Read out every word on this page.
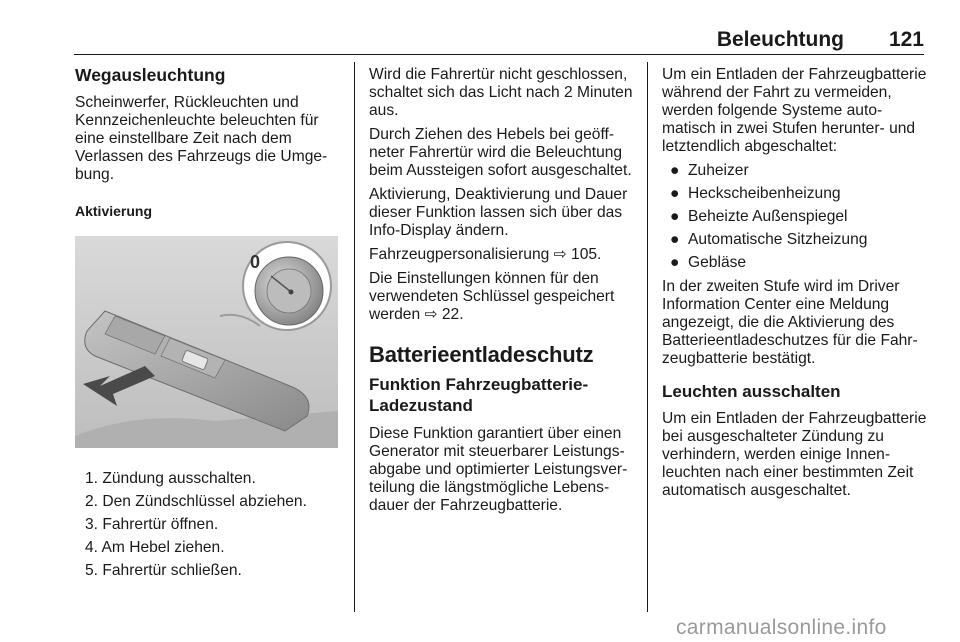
Beleuchtung 121
Wegausleuchtung

Scheinwerfer, Rückleuchten und Kennzeichenleuchte beleuchten für eine einstellbare Zeit nach dem Verlassen des Fahrzeugs die Umgebung.

Aktivierung
0
1. Zündung ausschalten.
2. Den Zündschlüssel abziehen.
3. Fahrertür öffnen.
4. Am Hebel ziehen.
5. Fahrertür schließen.

Wird die Fahrertür nicht geschlossen, schaltet sich das Licht nach 2 Minuten aus.

Durch Ziehen des Hebels bei geöffneter Fahrertür wird die Beleuchtung beim Aussteigen sofort ausgeschaltet.

Aktivierung, Deaktivierung und Dauer dieser Funktion lassen sich über das Info-Display ändern.

Fahrzeugpersonalisierung ⇨ 105.

Die Einstellungen können für den verwendeten Schlüssel gespeichert werden ⇨ 22.

Batterieentladeschutz
Funktion Fahrzeugbatterie-Ladezustand

Diese Funktion garantiert über einen Generator mit steuerbarer Leistungsabgabe und optimierter Leistungsverteilung die längstmögliche Lebensdauer der Fahrzeugbatterie.

Um ein Entladen der Fahrzeugbatterie während der Fahrt zu vermeiden, werden folgende Systeme automatisch in zwei Stufen herunter- und letztendlich abgeschaltet:

● Zuheizer
● Heckscheibenheizung
● Beheizte Außenspiegel
● Automatische Sitzheizung
● Gebläse

In der zweiten Stufe wird im Driver Information Center eine Meldung angezeigt, die die Aktivierung des Batterieentladeschutzes für die Fahrzeugbatterie bestätigt.

Leuchten ausschalten

Um ein Entladen der Fahrzeugbatterie bei ausgeschalteter Zündung zu verhindern, werden einige Innenleuchten nach einer bestimmten Zeit automatisch ausgeschaltet.

carmanualsonline.info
==================================================
Task ▸
Read through the data and copy every line where "ausschalten" shows up.

Correct answer ▸
1. Zündung ausschalten.
Leuchten ausschalten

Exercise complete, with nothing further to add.